**Task goal**
Copy out all lines carrying the word "this".

**Entries shown**
§
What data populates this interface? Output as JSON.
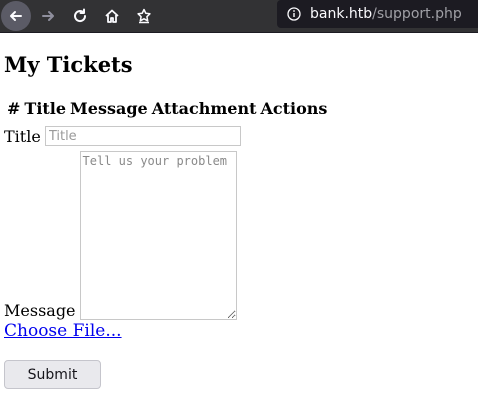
{
  "browser": {
    "url_host": "bank.htb",
    "url_path": "/support.php",
    "icons": [
      "back-icon",
      "forward-icon",
      "reload-icon",
      "home-icon",
      "bookmark-icon",
      "info-icon"
    ]
  },
  "page": {
    "title": "My Tickets",
    "table_headers": [
      "#",
      "Title",
      "Message",
      "Attachment",
      "Actions"
    ],
    "form": {
      "title_label": "Title",
      "title_placeholder": "Title",
      "message_label": "Message",
      "message_placeholder": "Tell us your problem",
      "file_link": "Choose File...",
      "submit_label": "Submit"
    }
  }
}
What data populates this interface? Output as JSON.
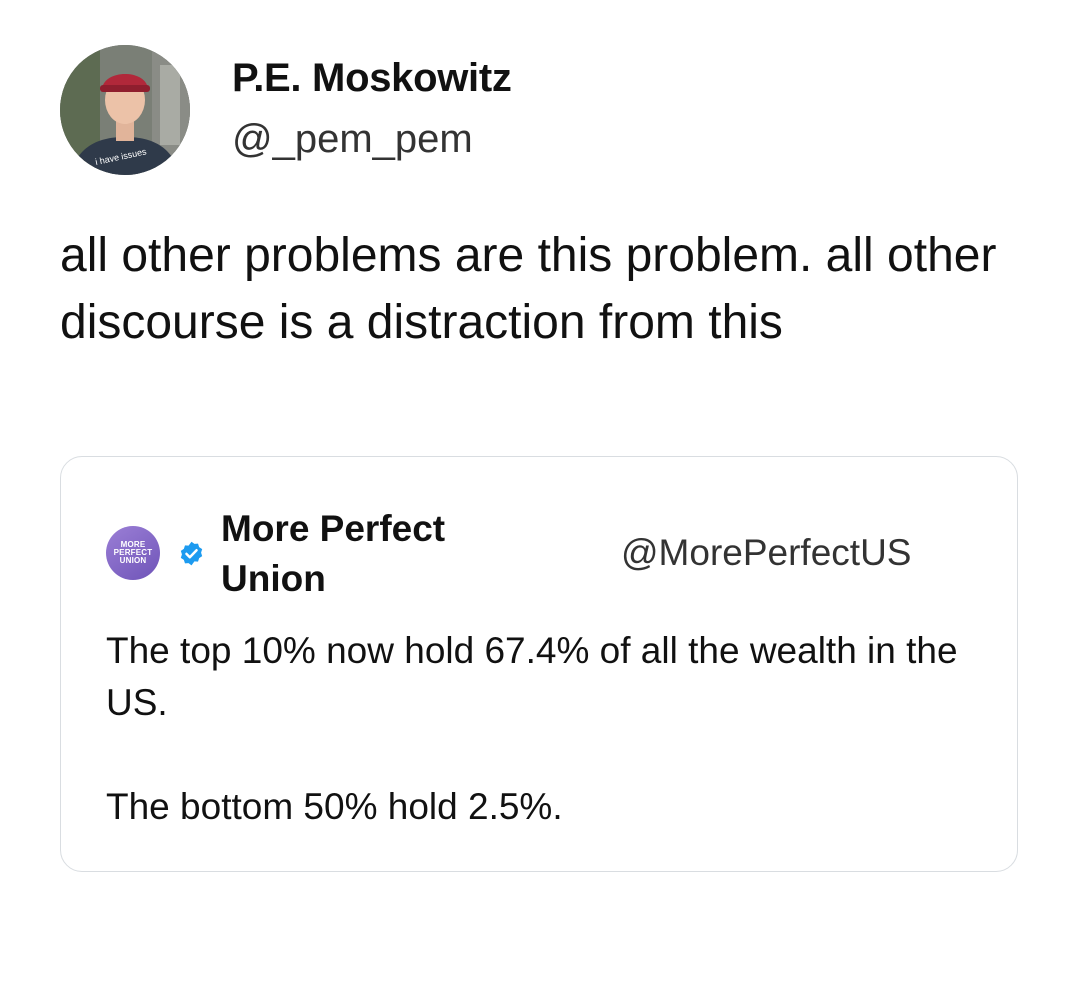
{
  "tweet": {
    "author": {
      "name": "P.E. Moskowitz",
      "handle": "@_pem_pem",
      "avatar_icon": "profile-photo-icon",
      "shirt_text": "i have issues"
    },
    "text": "all other problems are this problem. all other discourse is a distraction from this"
  },
  "quoted_tweet": {
    "author": {
      "name": "More Perfect Union",
      "handle": "@MorePerfectUS",
      "avatar_logo_lines": [
        "MORE",
        "PERFECT",
        "UNION"
      ],
      "verified": true
    },
    "paragraphs": [
      "The top 10% now hold 67.4% of all the wealth in the US.",
      "The bottom 50% hold 2.5%."
    ]
  },
  "colors": {
    "text": "#111111",
    "handle": "#333333",
    "card_border": "#d9dde1",
    "verified_blue": "#1d9bf0",
    "logo_purple": "#7e62c6"
  }
}
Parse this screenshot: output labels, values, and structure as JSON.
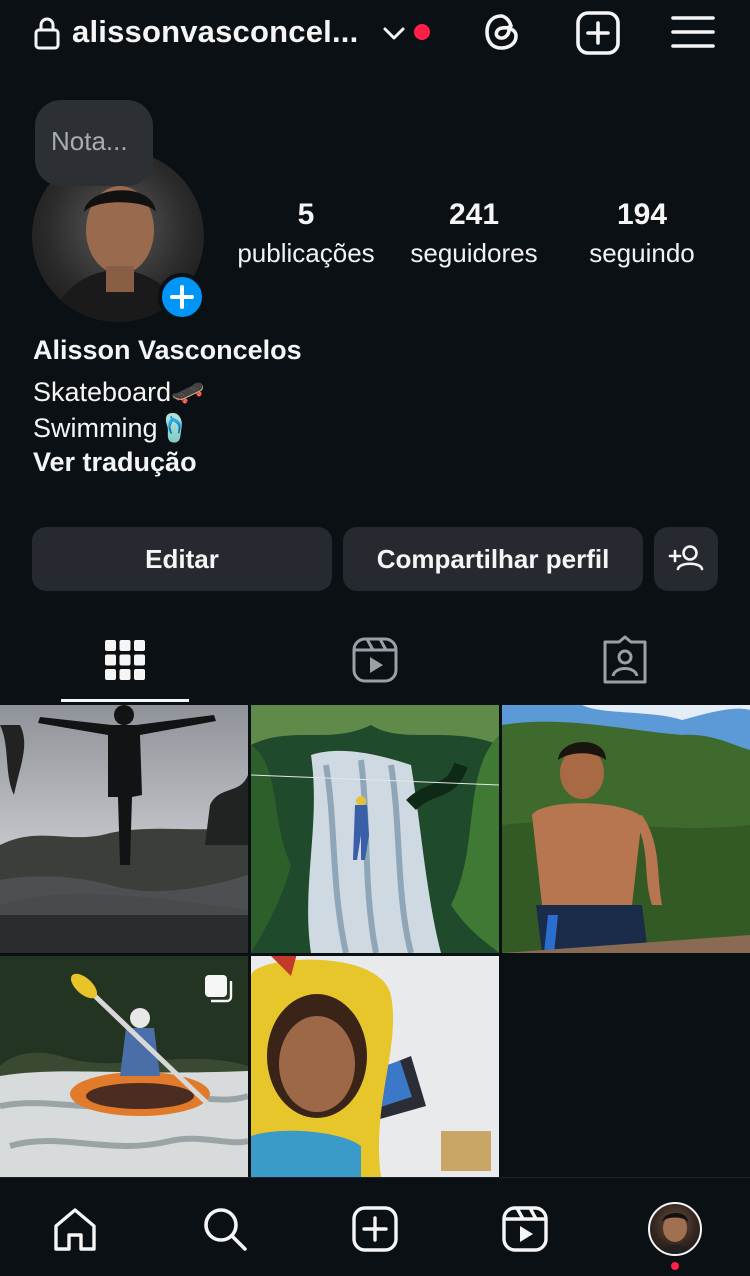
§
**Written response**
What data populates this interface? Output as JSON.
What data populates this interface? Output as JSON.
    "text": "all other problems are this problem. all other discourse is a distraction from this"
Parse this screenshot: output labels, values, and structure as JSON.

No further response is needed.